Collected data
-------------------------

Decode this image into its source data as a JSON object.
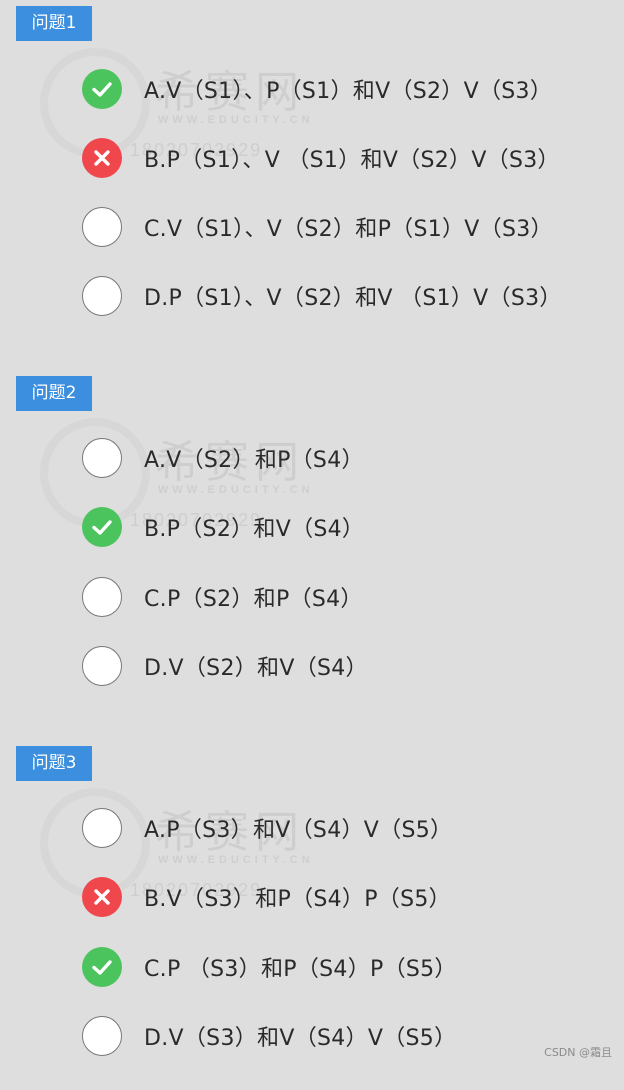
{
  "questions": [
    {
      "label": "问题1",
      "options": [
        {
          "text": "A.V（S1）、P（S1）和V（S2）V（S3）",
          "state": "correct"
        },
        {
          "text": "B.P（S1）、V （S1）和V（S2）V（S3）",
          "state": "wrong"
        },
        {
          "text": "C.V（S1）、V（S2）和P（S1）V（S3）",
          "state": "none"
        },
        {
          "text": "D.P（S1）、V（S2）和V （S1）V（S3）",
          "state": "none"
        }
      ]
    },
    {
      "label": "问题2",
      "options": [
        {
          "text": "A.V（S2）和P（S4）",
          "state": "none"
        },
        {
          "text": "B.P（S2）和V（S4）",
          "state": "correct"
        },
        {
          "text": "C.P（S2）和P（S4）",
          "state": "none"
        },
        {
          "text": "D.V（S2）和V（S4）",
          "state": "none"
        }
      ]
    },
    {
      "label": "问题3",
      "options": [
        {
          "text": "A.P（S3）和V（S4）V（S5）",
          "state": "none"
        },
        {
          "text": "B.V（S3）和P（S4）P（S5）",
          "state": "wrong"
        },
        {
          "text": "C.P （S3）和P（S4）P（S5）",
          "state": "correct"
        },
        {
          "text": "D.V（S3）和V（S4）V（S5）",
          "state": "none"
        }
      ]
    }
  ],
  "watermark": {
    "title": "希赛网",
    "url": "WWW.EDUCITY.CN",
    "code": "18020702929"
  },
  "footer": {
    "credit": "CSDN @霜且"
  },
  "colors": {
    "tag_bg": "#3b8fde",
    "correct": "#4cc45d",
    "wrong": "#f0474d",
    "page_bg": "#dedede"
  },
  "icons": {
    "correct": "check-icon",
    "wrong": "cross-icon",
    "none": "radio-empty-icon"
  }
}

-------------------------

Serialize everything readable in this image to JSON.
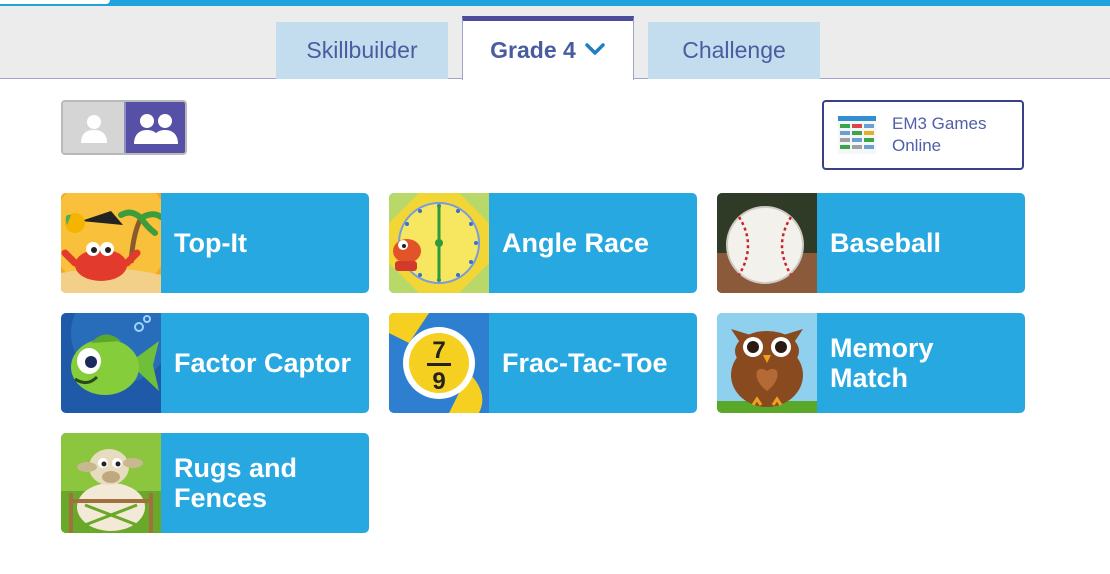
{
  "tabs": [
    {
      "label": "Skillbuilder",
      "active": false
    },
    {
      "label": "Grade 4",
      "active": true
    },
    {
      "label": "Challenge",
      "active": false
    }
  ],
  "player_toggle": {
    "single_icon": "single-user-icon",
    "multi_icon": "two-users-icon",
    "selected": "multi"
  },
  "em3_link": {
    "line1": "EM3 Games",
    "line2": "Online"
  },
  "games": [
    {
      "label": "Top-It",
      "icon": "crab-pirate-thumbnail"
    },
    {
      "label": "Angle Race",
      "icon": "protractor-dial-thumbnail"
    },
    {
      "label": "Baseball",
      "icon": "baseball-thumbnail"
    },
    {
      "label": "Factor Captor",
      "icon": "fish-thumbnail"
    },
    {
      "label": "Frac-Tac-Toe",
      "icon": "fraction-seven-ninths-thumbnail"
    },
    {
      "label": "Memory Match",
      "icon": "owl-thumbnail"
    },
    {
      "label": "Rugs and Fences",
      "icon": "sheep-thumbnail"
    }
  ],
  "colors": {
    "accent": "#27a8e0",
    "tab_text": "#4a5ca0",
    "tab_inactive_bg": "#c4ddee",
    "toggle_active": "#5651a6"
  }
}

-------------------------

GIVEN REQUEST
Copy every line in the entries above that has the string "image" in it.

WRITTEN REPLY
Decode this image into its source data as a JSON object.
Serialize everything readable in this image to JSON.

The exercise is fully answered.